**The problem**
Locate the string "JSON" throughout the material and copy every line in which it occurs.

## start

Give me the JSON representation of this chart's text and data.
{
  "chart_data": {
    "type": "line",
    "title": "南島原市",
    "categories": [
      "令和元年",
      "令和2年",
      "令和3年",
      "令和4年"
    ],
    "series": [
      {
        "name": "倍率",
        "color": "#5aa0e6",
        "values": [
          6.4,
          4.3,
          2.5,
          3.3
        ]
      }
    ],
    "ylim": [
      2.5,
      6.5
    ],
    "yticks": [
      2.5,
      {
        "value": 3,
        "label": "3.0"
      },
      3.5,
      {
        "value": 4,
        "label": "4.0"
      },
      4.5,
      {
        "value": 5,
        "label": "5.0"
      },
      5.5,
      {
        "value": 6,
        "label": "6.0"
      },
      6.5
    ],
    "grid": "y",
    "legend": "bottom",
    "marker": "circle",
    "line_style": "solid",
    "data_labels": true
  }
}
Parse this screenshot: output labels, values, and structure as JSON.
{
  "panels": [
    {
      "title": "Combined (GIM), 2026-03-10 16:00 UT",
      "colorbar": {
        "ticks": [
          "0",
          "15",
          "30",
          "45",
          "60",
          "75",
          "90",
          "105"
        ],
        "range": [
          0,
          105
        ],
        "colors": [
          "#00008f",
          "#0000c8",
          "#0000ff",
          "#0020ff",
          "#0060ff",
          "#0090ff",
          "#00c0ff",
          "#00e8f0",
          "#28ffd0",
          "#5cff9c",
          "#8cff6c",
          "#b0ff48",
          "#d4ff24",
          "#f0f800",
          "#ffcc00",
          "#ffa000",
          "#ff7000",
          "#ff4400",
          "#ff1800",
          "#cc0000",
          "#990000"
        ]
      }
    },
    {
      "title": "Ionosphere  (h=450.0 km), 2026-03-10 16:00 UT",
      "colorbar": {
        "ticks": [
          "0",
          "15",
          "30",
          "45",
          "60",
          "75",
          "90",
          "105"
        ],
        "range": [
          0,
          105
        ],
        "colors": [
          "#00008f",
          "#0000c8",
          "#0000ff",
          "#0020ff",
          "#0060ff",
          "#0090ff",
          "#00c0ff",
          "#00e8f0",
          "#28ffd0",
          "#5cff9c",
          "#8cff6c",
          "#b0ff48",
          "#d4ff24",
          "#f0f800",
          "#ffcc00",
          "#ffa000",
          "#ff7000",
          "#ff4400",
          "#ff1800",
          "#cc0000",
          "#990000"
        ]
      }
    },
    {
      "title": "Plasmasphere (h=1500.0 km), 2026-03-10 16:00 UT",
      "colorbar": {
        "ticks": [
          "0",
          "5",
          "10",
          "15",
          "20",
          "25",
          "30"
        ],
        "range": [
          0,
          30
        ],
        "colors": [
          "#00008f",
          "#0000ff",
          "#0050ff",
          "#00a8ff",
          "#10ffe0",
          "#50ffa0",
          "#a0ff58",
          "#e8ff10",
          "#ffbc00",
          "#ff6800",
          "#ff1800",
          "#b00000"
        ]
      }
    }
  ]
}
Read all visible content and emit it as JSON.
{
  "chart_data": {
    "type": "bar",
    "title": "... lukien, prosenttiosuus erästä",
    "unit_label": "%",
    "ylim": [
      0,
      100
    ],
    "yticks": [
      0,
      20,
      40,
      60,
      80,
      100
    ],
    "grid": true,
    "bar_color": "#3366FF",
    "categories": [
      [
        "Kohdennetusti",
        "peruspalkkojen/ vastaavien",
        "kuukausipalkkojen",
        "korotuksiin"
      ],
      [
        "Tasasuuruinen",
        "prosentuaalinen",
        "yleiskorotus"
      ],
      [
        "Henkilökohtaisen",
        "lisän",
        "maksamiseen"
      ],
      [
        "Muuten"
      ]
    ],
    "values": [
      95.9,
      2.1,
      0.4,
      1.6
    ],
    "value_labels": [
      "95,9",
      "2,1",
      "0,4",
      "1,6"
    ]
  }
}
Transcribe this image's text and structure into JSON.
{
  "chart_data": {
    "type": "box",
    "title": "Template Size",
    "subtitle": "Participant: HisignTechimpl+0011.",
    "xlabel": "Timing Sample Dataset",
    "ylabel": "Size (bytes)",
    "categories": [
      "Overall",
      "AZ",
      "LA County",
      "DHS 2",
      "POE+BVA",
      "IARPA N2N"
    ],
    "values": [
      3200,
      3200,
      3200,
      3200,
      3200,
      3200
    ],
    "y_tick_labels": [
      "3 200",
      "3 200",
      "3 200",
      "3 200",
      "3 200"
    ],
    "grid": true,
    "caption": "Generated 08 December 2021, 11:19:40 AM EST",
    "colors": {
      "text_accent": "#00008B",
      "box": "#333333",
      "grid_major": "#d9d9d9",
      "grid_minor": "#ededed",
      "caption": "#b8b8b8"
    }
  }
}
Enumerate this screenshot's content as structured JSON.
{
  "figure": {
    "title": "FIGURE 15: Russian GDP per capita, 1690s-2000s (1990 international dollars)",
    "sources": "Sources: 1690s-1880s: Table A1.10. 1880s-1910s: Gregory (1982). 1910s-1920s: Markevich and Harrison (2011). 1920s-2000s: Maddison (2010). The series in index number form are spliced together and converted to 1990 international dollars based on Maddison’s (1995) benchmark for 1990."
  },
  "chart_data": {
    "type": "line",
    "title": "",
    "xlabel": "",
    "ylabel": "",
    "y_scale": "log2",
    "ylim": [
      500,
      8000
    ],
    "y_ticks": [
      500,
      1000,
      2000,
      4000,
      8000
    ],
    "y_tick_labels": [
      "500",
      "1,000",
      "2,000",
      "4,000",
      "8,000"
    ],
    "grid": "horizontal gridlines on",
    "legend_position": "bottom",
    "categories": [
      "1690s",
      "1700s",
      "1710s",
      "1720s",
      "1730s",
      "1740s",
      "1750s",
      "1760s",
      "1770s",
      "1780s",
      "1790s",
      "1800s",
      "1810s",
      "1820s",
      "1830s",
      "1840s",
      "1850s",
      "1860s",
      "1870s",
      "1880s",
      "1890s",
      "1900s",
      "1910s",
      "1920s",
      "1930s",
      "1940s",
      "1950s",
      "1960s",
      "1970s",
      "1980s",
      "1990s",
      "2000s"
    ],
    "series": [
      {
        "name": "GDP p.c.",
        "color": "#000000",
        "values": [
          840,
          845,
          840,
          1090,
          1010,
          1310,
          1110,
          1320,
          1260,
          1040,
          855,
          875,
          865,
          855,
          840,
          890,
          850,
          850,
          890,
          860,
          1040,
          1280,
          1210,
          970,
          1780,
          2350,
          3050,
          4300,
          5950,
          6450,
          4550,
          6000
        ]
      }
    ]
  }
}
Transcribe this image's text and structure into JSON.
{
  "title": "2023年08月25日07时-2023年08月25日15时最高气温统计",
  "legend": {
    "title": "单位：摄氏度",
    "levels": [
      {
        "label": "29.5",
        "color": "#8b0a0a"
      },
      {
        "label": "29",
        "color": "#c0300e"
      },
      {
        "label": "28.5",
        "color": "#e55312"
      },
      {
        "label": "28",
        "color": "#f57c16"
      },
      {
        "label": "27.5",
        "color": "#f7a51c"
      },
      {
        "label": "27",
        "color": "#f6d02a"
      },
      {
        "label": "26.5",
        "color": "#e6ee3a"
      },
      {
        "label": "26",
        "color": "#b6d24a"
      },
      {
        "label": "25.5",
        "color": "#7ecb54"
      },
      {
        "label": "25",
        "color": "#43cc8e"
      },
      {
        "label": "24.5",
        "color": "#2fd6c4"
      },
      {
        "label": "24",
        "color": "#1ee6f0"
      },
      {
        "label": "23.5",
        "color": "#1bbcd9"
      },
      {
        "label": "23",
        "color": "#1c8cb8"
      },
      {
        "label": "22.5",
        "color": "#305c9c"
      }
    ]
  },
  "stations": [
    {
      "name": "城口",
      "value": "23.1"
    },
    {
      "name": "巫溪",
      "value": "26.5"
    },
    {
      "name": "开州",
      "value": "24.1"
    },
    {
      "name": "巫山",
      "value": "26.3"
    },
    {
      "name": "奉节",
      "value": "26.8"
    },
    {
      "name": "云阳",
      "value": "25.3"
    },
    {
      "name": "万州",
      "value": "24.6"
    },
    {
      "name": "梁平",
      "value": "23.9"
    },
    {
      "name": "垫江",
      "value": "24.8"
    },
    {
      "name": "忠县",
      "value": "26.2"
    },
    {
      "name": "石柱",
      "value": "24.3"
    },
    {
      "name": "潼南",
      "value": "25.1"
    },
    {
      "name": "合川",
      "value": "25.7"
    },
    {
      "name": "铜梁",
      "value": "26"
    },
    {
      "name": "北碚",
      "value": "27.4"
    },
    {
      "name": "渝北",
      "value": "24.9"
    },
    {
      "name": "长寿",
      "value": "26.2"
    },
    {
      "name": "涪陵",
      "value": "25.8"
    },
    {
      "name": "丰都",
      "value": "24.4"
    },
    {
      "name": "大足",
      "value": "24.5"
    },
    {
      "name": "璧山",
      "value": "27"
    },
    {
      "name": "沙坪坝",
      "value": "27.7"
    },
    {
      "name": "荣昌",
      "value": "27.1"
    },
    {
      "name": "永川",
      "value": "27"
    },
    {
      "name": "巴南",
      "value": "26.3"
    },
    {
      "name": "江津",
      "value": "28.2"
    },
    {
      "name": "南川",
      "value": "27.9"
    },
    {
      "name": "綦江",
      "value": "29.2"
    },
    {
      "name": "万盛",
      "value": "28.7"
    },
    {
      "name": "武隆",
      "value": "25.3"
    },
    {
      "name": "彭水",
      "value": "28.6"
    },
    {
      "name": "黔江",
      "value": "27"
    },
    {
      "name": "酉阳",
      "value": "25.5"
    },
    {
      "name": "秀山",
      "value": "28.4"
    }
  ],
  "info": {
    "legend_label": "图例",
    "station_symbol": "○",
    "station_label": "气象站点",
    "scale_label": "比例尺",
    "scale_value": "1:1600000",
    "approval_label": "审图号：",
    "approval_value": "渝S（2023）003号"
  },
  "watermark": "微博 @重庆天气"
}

## end

**Written solution**
Give me the JSON representation of this chart's text and data.
Parse this screenshot: output labels, values, and structure as JSON.
Read all visible content and emit it as JSON.
Transcribe this image's text and structure into JSON.
Enumerate this screenshot's content as structured JSON.
Transcribe this image's text and structure into JSON.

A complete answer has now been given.